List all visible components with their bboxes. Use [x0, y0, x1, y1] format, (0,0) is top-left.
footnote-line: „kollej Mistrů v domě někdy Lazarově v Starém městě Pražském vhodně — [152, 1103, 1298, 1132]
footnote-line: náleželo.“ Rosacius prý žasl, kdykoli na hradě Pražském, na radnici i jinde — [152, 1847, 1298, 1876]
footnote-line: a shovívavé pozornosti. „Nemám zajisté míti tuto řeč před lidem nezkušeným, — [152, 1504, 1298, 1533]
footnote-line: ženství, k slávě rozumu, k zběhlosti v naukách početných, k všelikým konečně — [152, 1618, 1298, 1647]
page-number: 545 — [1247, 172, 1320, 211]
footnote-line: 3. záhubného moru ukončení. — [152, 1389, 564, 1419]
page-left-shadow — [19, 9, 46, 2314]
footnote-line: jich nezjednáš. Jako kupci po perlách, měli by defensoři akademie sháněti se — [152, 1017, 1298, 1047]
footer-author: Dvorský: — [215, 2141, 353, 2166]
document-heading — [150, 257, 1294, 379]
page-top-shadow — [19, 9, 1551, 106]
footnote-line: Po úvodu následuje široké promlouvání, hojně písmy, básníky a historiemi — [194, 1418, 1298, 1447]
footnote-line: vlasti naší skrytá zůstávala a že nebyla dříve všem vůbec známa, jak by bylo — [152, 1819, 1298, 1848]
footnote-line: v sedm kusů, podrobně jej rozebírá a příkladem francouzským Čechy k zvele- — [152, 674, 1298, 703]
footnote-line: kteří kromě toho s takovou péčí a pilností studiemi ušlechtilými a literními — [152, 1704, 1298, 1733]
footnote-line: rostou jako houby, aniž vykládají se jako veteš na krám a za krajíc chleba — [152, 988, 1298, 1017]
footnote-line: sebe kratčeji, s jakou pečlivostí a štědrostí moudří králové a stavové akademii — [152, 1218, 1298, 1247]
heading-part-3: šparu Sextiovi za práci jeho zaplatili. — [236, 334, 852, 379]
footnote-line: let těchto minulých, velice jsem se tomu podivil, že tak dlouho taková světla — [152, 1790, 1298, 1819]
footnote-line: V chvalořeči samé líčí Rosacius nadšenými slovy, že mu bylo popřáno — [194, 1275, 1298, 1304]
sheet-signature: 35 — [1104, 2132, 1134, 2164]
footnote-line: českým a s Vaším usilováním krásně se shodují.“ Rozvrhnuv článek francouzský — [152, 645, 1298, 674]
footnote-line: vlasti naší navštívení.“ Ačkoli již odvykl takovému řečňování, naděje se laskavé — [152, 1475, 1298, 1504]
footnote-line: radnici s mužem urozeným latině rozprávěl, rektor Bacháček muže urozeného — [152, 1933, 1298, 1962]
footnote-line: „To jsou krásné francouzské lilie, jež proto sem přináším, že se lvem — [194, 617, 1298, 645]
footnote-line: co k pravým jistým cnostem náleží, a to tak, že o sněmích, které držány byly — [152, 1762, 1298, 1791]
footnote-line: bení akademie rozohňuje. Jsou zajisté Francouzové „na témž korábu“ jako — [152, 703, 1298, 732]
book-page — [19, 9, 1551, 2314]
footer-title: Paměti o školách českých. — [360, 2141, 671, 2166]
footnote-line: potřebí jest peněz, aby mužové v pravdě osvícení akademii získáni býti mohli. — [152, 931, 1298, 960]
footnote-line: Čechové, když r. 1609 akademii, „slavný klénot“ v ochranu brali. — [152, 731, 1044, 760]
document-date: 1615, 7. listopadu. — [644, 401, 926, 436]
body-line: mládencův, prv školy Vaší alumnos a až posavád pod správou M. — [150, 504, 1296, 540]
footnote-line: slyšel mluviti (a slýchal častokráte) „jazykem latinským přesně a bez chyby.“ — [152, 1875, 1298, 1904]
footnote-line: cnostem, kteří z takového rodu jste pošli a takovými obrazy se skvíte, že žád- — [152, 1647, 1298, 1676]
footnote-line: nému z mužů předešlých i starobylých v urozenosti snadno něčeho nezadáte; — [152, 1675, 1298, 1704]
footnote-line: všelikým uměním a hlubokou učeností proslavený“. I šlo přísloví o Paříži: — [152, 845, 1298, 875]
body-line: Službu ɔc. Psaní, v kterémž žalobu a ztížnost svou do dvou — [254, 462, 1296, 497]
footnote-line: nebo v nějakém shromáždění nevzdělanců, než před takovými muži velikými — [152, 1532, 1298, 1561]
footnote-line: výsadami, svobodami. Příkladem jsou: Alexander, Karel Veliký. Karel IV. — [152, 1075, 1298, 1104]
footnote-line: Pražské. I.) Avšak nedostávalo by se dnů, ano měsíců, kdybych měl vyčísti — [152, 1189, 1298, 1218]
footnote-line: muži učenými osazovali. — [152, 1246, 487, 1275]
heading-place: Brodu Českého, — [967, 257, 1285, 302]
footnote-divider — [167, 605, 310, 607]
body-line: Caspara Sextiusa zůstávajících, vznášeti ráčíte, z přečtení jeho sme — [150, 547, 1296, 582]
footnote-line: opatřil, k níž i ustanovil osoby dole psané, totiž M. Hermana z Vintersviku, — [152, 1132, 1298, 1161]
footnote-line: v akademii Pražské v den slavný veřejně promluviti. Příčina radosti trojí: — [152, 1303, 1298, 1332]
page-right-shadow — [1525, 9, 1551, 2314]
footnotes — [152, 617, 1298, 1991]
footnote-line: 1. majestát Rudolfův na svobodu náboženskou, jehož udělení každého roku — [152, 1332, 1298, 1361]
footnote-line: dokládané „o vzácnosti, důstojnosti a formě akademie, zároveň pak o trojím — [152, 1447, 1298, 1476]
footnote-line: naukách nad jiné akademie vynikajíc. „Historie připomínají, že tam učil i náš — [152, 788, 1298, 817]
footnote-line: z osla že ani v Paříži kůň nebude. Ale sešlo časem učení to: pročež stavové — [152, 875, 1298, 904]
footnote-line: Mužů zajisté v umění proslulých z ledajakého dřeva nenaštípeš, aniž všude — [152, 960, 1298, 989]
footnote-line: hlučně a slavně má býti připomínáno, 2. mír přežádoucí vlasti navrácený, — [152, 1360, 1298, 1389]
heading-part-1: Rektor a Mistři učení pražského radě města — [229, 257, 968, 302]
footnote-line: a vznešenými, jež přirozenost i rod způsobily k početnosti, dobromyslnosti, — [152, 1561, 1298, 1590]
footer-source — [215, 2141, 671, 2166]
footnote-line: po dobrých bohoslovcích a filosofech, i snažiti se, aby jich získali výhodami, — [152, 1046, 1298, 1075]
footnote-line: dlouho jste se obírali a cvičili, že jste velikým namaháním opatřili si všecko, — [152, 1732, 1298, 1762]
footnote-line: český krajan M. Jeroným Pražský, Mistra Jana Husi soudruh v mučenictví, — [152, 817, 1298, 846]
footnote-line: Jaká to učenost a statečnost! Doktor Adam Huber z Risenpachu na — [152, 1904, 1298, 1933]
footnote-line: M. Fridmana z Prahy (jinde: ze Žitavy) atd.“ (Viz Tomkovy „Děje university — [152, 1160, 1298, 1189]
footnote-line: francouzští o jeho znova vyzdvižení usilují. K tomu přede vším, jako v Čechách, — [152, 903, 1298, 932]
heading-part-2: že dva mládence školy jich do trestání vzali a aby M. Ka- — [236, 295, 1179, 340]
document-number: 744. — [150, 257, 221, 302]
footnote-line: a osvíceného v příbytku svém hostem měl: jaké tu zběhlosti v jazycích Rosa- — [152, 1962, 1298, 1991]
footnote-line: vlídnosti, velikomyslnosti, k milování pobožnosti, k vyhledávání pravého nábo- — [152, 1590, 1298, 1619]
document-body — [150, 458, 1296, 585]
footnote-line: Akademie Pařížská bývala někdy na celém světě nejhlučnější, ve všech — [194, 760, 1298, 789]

======

• Aim of the task: Reproduce the records verbatim, beginning with the first line of the records and continuing through the line that contains "footnote-line: a shovívavé", with both of those lines included.

• Expected answer:
List all visible components with their bboxes. Use [x0, y0, x1, y1] format, (0,0) is top-left.
footnote-line: „kollej Mistrů v domě někdy Lazarově v Starém městě Pražském vhodně — [152, 1103, 1298, 1132]
footnote-line: náleželo.“ Rosacius prý žasl, kdykoli na hradě Pražském, na radnici i jinde — [152, 1847, 1298, 1876]
footnote-line: a shovívavé pozornosti. „Nemám zajisté míti tuto řeč před lidem nezkušeným, — [152, 1504, 1298, 1533]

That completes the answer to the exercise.